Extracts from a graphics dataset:
###

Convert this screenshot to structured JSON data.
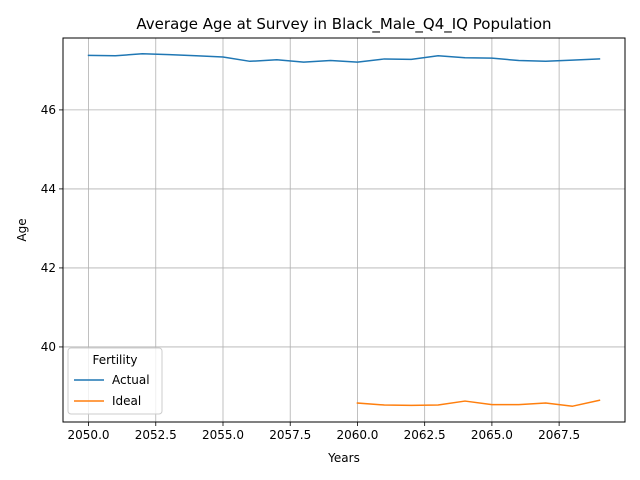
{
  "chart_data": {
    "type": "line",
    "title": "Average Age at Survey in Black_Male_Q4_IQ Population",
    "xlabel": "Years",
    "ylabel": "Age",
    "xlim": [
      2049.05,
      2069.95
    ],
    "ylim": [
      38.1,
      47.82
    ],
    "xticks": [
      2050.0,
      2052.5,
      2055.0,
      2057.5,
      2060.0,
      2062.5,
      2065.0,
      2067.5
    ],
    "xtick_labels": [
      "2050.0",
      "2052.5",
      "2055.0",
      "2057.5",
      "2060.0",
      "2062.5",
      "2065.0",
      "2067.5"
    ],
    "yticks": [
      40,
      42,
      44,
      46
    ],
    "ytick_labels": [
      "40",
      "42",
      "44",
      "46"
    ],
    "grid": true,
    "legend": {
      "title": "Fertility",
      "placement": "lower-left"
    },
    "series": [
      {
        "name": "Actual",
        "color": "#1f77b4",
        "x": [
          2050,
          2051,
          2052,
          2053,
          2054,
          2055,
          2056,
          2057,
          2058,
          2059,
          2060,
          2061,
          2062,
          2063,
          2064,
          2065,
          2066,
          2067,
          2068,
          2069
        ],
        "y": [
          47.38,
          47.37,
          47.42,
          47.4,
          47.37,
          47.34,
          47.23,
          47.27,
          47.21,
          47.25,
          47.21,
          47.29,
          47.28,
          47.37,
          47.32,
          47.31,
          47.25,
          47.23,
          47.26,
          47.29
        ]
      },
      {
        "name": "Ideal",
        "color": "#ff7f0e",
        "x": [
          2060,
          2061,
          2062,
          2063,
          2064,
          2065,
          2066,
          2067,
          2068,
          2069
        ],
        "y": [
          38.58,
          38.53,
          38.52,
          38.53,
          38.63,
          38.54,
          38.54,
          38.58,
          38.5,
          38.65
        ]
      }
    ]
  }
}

###

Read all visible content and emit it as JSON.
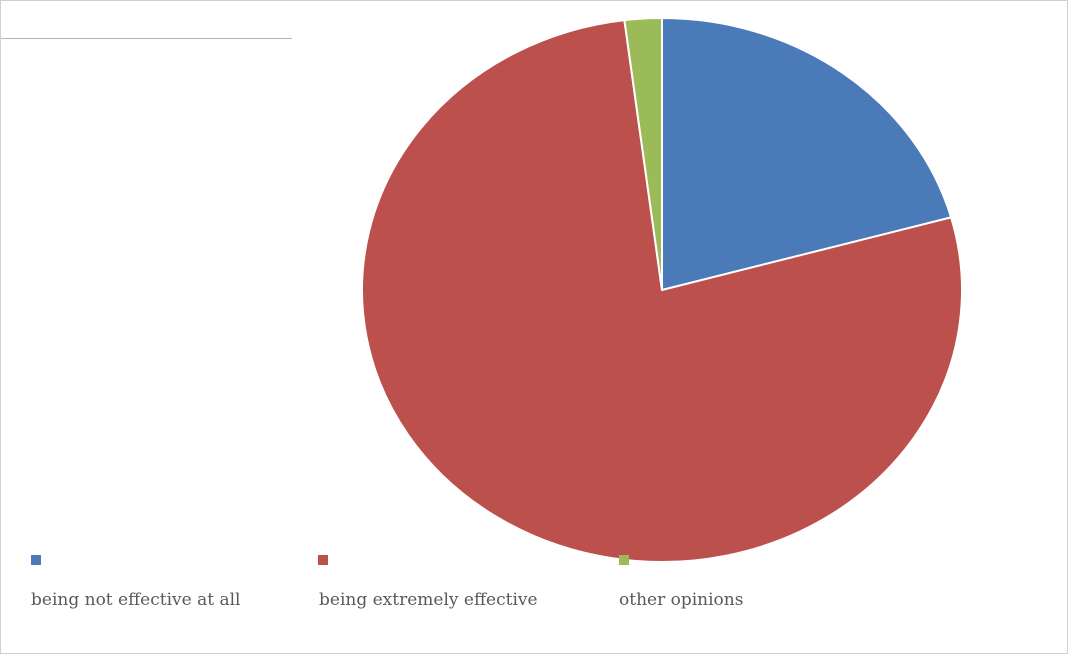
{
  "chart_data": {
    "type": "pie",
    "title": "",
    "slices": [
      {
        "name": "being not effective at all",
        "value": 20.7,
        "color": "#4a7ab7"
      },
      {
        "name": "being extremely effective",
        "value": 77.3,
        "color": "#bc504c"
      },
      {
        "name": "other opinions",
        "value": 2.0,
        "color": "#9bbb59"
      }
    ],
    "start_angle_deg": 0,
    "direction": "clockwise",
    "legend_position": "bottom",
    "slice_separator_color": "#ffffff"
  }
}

###

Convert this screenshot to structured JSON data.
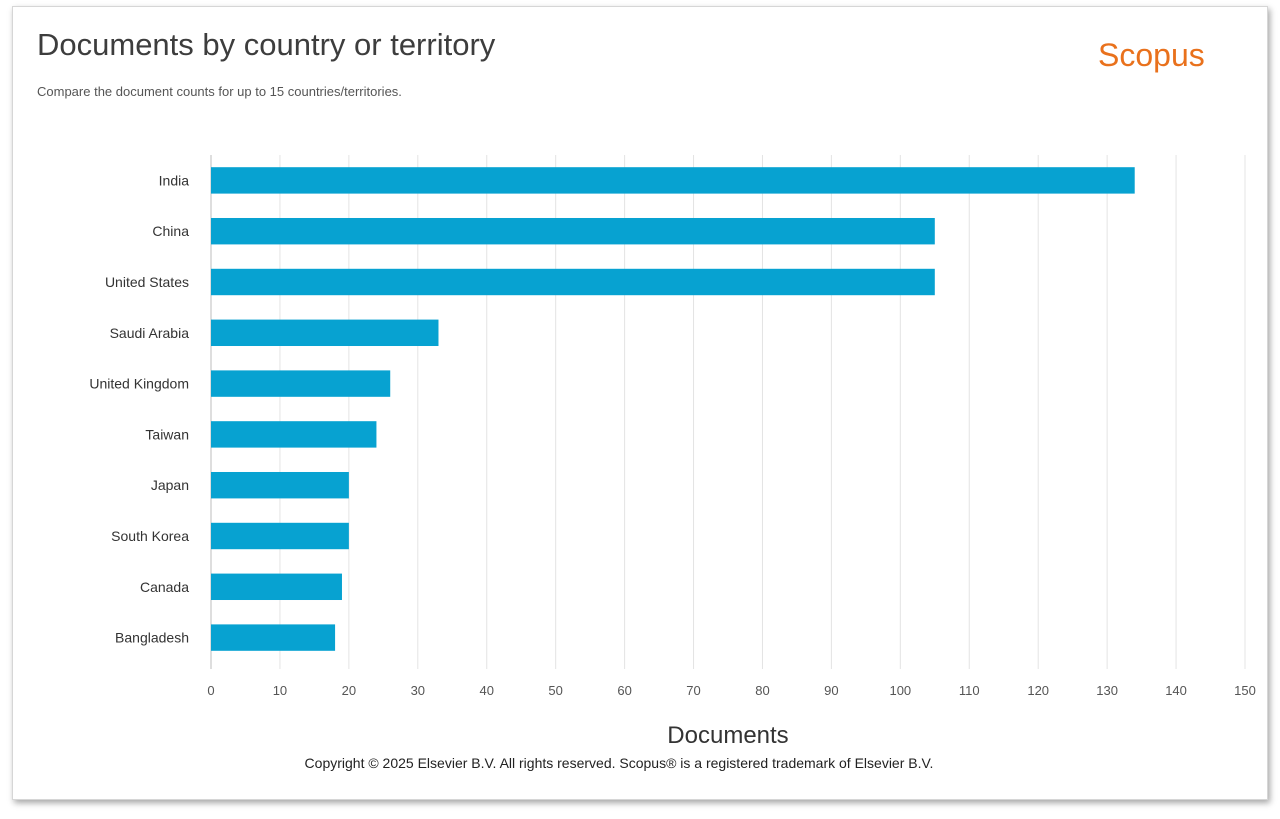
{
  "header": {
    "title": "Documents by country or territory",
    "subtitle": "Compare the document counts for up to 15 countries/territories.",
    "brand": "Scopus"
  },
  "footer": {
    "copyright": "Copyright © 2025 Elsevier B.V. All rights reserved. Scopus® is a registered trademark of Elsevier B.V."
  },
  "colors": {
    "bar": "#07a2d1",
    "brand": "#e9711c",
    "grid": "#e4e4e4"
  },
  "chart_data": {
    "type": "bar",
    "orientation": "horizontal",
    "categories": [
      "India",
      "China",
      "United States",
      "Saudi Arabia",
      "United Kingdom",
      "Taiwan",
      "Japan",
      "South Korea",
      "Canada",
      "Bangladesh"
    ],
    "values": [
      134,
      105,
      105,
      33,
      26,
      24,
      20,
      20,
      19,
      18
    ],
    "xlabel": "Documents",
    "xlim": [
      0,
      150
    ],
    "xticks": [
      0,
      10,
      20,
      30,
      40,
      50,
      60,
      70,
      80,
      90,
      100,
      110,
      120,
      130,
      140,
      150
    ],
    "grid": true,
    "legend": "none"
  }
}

###

Stated task:
Go through the listing above and report how many of its lines contain the word "being", with only the number as output.

Solution:
2